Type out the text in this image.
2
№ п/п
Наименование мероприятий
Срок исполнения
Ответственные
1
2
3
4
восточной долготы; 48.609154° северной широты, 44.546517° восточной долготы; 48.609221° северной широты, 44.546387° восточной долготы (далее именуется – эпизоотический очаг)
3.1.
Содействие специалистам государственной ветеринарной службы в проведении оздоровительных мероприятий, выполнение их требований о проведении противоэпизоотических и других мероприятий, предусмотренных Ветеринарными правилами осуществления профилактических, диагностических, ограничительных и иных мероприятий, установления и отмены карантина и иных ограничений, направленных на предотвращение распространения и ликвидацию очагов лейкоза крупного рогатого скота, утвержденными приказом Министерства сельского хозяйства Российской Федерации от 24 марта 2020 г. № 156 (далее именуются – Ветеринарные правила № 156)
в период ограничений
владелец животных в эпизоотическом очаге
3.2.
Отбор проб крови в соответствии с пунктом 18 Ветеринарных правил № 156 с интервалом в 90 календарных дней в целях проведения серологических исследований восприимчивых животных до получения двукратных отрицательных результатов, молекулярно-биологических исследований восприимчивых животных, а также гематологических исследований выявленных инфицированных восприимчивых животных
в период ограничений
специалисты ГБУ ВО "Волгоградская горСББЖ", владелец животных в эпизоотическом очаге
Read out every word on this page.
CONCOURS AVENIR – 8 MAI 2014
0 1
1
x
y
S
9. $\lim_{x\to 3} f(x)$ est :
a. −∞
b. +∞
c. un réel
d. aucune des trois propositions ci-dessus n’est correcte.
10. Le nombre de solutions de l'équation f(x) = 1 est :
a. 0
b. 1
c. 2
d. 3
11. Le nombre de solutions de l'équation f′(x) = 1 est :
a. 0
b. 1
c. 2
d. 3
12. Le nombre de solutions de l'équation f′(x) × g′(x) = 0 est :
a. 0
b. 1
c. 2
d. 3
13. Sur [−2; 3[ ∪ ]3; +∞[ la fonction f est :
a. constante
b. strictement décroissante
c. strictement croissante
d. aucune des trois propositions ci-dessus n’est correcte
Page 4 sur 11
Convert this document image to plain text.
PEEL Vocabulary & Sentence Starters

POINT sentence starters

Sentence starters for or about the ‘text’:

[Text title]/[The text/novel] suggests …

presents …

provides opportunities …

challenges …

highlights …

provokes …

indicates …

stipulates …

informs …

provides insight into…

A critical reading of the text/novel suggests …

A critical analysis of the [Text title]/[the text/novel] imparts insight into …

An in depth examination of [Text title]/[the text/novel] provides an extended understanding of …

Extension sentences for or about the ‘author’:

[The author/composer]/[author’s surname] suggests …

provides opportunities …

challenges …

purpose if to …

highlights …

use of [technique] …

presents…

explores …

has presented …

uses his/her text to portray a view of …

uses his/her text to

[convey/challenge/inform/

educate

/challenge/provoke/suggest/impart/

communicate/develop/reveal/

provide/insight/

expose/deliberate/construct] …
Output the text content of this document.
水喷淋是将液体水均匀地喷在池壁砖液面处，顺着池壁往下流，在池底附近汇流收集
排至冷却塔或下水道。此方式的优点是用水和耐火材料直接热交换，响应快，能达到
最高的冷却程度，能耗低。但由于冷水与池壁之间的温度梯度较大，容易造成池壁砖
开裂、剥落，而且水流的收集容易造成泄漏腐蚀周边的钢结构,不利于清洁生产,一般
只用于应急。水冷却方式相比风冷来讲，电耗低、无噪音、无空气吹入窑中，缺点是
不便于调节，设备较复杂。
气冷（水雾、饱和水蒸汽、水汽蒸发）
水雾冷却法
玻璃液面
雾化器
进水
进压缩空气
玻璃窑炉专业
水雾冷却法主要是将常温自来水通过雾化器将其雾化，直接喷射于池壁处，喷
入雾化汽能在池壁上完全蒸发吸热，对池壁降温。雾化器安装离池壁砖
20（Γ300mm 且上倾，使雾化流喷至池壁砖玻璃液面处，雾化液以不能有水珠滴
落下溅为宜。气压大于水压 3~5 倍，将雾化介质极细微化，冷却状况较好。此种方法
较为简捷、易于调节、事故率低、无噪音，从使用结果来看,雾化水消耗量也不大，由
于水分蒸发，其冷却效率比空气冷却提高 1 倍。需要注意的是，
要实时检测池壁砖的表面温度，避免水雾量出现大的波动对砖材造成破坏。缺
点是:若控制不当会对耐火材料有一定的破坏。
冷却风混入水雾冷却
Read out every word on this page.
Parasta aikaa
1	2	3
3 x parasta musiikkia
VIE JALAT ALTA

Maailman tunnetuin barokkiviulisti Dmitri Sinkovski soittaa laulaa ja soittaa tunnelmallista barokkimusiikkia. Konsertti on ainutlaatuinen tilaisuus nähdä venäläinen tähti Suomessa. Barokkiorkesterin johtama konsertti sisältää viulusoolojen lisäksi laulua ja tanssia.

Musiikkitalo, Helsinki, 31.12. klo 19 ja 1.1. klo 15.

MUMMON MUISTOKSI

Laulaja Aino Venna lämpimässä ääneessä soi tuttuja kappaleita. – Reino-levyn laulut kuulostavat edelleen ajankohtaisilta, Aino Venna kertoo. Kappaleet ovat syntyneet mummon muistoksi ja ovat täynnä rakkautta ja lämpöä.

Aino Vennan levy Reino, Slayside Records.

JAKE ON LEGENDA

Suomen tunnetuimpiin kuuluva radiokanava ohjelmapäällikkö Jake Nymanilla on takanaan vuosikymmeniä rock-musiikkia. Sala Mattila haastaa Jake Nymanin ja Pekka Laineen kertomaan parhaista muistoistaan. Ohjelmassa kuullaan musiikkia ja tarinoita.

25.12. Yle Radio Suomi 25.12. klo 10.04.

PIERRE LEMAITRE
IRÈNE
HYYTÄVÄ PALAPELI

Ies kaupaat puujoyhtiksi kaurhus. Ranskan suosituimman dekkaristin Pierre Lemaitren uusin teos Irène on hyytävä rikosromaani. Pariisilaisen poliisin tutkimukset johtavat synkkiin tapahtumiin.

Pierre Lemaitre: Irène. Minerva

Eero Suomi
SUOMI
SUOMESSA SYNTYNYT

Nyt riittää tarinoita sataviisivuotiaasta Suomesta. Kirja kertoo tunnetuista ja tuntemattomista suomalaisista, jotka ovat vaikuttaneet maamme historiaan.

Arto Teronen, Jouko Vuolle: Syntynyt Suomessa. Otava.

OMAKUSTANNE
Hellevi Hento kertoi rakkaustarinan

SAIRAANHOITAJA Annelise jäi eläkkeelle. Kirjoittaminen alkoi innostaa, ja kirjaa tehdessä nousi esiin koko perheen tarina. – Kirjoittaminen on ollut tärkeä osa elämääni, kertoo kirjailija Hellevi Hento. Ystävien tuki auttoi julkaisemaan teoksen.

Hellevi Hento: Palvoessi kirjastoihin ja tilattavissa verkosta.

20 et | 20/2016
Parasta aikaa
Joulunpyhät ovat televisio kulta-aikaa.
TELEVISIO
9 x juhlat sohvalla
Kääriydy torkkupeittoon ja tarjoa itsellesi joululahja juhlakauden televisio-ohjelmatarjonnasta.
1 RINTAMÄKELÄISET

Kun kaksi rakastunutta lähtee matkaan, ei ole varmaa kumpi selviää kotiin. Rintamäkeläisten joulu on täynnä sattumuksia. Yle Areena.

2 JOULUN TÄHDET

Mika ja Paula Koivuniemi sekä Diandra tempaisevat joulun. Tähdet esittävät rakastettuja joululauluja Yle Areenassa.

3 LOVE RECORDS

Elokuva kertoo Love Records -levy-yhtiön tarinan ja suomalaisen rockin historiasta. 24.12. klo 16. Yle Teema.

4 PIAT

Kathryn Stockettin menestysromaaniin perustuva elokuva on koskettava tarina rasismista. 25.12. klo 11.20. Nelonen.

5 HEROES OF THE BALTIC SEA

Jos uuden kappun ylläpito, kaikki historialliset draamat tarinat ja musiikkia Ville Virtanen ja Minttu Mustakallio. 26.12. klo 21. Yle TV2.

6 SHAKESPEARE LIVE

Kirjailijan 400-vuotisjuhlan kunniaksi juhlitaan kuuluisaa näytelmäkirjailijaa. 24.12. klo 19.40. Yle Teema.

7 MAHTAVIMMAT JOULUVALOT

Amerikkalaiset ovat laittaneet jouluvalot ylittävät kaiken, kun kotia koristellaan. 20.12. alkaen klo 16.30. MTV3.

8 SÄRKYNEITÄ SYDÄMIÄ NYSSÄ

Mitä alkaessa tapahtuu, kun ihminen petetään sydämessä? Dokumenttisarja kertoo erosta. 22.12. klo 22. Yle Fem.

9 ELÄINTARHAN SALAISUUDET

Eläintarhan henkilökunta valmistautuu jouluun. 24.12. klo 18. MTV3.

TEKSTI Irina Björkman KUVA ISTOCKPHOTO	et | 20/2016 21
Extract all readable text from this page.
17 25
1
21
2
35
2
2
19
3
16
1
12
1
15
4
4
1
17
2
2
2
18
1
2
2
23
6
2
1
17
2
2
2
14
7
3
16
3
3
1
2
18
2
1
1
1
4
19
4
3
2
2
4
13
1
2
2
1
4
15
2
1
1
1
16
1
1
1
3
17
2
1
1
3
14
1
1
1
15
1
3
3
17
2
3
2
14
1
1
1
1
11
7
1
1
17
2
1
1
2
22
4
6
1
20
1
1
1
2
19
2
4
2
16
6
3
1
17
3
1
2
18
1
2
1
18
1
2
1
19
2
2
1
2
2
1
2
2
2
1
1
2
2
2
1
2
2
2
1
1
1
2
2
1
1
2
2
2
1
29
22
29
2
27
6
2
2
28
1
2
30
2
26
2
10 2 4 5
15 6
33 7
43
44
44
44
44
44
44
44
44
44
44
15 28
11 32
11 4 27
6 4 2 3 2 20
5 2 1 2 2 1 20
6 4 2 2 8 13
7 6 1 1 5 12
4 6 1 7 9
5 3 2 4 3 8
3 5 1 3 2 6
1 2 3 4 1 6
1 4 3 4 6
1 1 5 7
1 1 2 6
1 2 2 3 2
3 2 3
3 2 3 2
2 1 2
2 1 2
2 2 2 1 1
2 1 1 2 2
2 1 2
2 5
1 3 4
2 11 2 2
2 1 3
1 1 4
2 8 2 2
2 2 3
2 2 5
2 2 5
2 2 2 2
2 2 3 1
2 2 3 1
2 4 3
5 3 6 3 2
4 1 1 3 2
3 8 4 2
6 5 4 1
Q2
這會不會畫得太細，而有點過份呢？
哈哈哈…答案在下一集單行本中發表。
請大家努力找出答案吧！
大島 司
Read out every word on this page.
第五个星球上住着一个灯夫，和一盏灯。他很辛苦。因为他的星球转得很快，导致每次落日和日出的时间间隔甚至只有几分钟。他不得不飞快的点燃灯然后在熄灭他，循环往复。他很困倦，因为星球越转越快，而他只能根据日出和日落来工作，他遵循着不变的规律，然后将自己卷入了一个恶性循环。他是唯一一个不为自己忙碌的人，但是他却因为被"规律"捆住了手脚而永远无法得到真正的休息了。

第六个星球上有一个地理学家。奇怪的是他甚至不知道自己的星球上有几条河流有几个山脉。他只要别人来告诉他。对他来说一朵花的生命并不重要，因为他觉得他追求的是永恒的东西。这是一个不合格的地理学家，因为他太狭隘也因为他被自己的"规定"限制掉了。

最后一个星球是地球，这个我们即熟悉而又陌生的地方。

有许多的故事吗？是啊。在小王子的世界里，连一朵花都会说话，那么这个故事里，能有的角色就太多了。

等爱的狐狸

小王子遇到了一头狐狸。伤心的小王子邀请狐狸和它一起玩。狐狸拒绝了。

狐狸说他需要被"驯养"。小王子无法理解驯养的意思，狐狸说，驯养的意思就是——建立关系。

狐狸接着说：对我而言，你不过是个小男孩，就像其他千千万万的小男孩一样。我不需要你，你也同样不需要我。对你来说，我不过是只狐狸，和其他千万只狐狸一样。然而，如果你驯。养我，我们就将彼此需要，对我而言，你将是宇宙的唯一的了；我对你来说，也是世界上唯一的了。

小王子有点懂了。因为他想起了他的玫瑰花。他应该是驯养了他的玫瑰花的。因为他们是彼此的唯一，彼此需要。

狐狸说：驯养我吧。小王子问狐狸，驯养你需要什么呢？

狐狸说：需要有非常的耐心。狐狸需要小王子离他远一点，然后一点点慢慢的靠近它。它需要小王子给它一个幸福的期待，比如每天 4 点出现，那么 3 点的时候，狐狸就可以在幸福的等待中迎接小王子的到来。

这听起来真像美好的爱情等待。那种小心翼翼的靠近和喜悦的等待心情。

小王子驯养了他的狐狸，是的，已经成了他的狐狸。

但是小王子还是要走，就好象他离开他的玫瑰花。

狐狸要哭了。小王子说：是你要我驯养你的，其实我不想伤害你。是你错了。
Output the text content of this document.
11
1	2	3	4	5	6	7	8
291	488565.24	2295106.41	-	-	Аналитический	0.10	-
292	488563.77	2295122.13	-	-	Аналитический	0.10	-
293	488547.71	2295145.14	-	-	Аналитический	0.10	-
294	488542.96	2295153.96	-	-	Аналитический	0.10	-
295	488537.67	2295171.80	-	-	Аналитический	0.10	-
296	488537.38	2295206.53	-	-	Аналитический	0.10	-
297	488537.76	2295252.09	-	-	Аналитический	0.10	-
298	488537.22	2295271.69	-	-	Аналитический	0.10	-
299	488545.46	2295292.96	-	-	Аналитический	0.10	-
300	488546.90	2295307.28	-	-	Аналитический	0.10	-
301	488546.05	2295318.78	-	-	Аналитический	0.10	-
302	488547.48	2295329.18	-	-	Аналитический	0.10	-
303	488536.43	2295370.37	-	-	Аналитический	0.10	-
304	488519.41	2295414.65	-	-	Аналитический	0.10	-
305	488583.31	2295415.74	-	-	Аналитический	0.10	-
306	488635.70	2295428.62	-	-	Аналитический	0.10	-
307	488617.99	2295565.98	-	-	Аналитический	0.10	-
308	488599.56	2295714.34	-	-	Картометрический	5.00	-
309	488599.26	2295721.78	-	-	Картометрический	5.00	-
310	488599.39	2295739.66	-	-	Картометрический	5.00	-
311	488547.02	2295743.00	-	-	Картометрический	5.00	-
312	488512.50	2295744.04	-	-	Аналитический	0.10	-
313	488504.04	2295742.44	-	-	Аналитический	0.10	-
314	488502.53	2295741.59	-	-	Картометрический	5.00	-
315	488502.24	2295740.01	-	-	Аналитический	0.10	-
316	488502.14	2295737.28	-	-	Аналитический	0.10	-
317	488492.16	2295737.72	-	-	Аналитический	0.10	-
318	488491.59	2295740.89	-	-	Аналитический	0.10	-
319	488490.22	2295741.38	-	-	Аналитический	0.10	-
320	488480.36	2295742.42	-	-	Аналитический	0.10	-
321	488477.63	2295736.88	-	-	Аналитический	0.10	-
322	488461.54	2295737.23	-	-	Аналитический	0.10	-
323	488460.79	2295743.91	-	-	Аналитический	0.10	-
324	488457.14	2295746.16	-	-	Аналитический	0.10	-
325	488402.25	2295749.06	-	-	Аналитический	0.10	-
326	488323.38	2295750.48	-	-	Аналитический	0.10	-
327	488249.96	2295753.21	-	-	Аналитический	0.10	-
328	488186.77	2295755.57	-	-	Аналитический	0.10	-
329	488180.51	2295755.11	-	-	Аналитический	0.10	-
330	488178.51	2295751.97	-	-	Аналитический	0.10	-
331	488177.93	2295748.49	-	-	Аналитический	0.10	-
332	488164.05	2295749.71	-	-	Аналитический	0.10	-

**Challenge**
Copy out every line of the material above that mentions the word "correcte".

**Answer**
d. aucune des trois propositions ci-dessus n’est correcte.
d. aucune des trois propositions ci-dessus n’est correcte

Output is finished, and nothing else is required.